◆ Requirements
Rewrite the lines as a JSON list of strings, one string per line and no blank lines. Begin at the line that contains "Give me the" and stop after the line that contains "candle-body — [179, 386, 183, 400]".

(Records from a data collection)
--- start ---

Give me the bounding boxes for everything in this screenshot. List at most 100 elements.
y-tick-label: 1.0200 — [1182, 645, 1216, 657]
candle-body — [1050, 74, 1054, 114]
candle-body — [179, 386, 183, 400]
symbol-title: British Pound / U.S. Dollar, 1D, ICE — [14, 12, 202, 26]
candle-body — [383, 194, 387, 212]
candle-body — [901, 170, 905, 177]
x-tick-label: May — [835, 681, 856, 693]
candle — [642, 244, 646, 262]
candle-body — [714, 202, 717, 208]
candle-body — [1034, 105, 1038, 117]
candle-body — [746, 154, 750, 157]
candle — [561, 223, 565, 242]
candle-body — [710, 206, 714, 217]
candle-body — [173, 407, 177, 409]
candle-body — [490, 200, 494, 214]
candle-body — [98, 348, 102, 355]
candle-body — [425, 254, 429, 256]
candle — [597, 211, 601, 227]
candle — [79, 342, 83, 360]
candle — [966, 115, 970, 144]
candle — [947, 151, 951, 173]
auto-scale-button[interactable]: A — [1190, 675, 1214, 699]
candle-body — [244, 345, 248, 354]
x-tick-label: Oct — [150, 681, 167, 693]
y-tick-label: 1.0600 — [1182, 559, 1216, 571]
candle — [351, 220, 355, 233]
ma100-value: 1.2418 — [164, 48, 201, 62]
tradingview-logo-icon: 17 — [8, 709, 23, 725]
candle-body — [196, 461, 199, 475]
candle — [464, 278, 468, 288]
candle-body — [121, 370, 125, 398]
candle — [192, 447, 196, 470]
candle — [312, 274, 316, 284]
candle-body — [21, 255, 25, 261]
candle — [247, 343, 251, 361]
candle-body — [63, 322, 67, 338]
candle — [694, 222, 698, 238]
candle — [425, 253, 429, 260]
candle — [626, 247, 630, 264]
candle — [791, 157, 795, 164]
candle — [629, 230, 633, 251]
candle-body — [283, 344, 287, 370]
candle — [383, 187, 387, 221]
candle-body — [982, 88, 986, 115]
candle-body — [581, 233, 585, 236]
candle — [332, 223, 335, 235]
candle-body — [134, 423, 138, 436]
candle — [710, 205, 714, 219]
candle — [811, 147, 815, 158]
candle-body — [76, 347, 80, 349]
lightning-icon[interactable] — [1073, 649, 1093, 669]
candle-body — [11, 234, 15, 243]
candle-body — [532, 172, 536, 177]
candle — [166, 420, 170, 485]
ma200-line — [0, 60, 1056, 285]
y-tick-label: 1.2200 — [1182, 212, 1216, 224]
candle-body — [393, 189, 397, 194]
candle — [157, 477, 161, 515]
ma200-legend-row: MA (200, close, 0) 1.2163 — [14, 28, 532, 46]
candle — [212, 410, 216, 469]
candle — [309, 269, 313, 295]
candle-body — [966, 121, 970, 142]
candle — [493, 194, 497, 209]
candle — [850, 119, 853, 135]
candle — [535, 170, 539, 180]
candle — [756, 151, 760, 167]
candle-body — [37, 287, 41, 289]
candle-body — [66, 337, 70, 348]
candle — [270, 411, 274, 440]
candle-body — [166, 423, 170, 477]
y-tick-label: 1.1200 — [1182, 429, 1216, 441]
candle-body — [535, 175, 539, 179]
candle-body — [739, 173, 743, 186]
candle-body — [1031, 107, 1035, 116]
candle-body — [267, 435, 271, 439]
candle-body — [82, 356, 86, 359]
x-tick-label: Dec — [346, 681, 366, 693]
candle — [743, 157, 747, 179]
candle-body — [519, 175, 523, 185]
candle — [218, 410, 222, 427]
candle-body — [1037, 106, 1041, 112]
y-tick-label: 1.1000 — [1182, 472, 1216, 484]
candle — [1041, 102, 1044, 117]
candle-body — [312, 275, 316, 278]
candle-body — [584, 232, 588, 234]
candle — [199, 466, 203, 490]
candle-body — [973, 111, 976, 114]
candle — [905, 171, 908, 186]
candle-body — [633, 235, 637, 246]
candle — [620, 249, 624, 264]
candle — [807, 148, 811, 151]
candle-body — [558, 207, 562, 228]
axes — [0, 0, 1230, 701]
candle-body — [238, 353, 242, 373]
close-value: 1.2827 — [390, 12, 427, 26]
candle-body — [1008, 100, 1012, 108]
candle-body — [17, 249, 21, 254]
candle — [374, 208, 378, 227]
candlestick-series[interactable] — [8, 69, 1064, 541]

--- end ---
--- start ---

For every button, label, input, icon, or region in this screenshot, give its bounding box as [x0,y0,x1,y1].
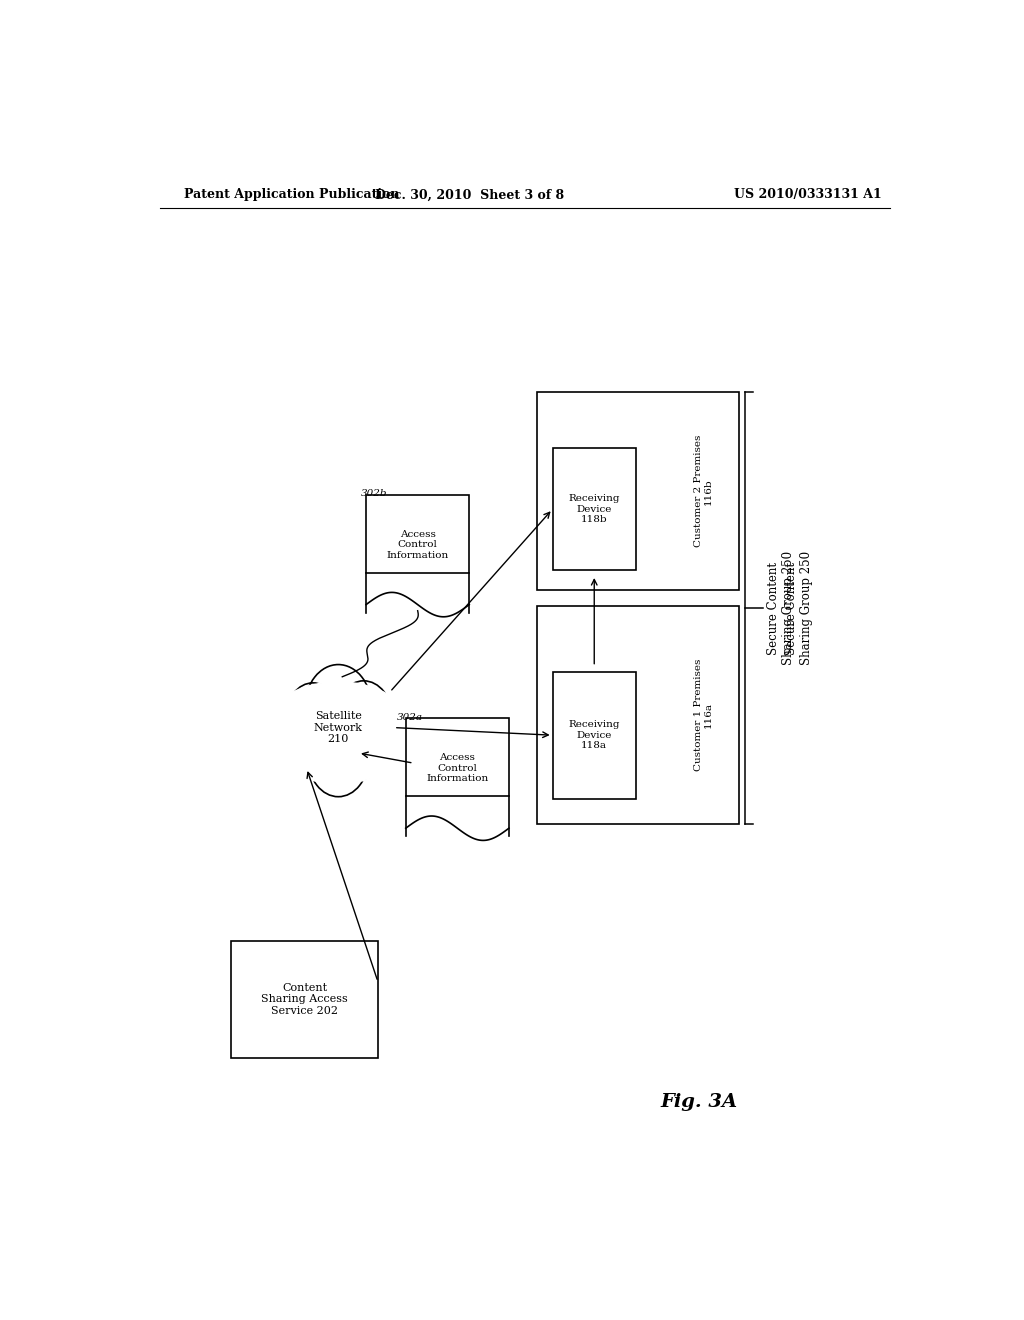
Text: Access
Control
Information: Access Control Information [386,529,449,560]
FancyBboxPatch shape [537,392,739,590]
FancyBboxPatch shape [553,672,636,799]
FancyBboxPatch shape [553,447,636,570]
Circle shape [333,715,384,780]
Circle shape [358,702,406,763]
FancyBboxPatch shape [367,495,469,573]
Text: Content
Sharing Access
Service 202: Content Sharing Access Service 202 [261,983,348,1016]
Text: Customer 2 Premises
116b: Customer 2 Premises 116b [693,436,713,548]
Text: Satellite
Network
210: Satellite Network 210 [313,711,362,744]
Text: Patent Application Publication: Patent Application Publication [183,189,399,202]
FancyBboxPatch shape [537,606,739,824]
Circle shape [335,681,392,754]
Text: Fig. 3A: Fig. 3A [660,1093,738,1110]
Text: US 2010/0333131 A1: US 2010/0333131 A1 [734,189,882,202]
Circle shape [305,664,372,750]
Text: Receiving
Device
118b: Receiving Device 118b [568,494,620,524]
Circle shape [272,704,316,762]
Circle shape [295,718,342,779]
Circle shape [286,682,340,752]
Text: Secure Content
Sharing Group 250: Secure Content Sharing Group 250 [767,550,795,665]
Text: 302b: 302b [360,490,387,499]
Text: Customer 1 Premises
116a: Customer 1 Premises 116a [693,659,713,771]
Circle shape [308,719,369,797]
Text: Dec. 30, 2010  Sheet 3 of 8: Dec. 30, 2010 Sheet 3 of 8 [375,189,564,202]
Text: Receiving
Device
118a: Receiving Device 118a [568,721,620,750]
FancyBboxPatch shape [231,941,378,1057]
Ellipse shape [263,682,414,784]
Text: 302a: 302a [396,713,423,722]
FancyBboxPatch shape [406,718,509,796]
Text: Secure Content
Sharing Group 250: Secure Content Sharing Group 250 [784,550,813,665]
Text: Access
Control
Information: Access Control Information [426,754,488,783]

--- end ---

◆ Worked solution
[
  "Give me the bounding boxes for everything in this screenshot. List at most 100 elements.",
  "y-tick-label: 1.0200 — [1182, 645, 1216, 657]",
  "candle-body — [1050, 74, 1054, 114]",
  "candle-body — [179, 386, 183, 400]"
]